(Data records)
--

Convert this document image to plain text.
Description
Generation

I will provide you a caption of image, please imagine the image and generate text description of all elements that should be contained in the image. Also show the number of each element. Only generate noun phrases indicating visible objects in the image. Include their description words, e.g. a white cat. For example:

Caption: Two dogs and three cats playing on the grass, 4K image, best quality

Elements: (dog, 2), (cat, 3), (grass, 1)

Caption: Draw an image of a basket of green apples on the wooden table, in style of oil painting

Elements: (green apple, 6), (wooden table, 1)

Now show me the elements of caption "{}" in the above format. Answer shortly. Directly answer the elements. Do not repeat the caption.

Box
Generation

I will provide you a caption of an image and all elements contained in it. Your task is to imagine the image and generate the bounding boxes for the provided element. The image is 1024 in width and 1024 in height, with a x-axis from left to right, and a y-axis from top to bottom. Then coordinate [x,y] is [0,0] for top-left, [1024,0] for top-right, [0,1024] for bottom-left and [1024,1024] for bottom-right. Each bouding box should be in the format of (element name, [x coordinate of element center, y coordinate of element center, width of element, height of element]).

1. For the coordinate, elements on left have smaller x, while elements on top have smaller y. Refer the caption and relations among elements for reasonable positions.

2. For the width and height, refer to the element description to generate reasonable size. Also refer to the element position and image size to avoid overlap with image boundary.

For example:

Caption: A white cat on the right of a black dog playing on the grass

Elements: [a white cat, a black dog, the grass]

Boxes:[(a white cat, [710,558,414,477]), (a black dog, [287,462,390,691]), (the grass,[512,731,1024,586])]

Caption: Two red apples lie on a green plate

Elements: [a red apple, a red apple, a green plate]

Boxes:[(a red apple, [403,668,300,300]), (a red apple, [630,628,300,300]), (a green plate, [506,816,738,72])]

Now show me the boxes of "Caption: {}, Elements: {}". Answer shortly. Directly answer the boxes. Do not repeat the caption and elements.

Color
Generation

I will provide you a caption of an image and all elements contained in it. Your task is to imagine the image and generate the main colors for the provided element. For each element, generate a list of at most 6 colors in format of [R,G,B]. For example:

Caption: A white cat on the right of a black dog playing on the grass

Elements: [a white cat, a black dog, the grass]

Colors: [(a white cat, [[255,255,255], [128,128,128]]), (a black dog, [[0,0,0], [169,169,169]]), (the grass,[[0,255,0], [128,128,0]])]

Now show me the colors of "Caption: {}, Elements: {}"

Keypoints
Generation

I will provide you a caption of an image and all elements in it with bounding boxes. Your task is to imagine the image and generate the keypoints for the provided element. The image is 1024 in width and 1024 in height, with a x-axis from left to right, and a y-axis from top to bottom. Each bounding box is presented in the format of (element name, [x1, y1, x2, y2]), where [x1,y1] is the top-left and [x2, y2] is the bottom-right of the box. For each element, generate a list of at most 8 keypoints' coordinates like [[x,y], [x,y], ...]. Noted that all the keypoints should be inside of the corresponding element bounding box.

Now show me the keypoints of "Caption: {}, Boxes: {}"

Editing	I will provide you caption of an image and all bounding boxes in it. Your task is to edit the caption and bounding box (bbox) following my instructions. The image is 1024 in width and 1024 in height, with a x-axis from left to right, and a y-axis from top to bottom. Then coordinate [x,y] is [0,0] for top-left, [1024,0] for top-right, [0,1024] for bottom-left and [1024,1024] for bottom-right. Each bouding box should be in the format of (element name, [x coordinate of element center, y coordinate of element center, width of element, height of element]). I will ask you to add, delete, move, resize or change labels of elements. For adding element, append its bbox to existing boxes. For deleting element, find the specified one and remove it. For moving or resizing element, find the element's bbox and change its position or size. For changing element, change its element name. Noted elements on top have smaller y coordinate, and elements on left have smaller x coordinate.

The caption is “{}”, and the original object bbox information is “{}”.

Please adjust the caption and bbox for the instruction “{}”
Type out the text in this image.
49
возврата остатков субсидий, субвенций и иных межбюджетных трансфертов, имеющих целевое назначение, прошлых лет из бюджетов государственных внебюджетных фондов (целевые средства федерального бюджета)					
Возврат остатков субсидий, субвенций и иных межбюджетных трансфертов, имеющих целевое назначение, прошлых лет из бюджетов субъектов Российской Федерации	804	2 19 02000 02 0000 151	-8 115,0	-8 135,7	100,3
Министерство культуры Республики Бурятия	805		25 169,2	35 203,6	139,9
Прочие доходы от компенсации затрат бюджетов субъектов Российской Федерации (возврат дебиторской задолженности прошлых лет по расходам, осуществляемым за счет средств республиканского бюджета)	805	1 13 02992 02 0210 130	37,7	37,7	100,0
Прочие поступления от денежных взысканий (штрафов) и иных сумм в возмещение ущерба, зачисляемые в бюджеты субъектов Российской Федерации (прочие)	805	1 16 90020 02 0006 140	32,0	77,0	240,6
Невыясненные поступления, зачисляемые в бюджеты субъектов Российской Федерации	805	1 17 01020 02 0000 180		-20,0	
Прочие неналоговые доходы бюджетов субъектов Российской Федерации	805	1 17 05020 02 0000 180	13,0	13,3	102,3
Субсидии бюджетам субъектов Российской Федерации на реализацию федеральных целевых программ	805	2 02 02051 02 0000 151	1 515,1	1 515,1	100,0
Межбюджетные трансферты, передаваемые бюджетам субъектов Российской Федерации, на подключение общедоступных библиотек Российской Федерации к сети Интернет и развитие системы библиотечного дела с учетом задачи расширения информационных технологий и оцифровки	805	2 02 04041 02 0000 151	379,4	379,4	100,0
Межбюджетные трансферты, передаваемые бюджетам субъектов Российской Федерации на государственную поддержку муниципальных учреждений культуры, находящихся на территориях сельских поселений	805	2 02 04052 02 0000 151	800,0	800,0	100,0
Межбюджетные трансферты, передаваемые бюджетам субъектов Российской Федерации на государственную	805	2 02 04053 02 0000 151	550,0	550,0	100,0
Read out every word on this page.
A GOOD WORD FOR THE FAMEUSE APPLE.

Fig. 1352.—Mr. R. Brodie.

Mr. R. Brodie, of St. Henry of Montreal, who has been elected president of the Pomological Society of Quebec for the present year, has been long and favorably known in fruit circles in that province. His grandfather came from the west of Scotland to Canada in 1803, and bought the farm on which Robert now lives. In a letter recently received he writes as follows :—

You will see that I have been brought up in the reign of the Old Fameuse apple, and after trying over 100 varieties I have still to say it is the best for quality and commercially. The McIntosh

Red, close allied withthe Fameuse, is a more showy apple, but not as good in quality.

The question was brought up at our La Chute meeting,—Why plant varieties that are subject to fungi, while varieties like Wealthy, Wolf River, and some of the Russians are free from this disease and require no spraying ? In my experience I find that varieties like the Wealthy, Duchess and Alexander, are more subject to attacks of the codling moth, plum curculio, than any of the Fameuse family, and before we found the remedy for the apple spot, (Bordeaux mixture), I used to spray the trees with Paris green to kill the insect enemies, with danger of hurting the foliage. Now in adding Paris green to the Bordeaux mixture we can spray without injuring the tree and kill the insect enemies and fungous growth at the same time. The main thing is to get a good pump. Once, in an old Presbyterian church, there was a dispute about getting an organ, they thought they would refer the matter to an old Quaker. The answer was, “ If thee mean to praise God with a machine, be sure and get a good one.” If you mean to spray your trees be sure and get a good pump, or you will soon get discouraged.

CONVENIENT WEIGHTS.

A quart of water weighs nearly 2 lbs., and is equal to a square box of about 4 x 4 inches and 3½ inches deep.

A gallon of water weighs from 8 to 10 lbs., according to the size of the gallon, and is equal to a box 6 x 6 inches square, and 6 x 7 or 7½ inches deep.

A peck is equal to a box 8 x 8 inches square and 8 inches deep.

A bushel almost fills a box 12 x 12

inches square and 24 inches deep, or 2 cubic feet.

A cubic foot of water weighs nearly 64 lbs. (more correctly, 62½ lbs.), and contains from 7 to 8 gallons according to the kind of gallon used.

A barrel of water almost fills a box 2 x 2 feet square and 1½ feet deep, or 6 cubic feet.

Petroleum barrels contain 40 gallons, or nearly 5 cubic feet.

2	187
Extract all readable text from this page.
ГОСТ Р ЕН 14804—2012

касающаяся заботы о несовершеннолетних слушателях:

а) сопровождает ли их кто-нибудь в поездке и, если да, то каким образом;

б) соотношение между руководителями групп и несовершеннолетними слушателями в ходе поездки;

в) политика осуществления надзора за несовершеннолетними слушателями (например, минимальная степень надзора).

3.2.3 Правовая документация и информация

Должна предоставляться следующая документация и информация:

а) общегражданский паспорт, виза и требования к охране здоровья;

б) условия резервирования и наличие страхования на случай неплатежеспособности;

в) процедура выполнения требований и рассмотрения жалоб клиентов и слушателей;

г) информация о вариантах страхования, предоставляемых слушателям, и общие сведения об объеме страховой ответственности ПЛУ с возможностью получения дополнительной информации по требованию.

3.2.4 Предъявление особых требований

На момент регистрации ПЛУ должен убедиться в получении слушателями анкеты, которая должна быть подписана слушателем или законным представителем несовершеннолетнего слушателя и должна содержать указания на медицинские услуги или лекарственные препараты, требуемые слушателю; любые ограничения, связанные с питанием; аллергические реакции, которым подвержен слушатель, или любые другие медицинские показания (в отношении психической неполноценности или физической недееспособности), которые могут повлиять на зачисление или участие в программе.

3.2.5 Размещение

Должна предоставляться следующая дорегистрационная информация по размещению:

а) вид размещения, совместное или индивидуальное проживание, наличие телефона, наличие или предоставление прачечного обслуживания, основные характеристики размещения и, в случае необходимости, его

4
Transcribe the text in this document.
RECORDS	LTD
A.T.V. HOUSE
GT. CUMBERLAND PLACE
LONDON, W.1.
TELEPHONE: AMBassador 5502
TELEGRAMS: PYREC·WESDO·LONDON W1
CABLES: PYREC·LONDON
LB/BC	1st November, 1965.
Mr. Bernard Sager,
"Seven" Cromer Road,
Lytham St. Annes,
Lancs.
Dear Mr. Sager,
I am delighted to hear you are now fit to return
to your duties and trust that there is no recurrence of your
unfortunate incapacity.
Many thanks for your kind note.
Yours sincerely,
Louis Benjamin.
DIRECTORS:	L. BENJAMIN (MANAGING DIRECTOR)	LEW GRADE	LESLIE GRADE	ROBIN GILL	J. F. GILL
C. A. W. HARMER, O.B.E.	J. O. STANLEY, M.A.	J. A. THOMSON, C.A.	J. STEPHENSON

--

**Exercise description:** Check each line of the records above for the string "Directly", and report every line that has it.

**The response:**
Now show me the elements of caption "{}" in the above format. Answer shortly. Directly answer the elements. Do not repeat the caption.
Now show me the boxes of "Caption: {}, Elements: {}". Answer shortly. Directly answer the boxes. Do not repeat the caption and elements.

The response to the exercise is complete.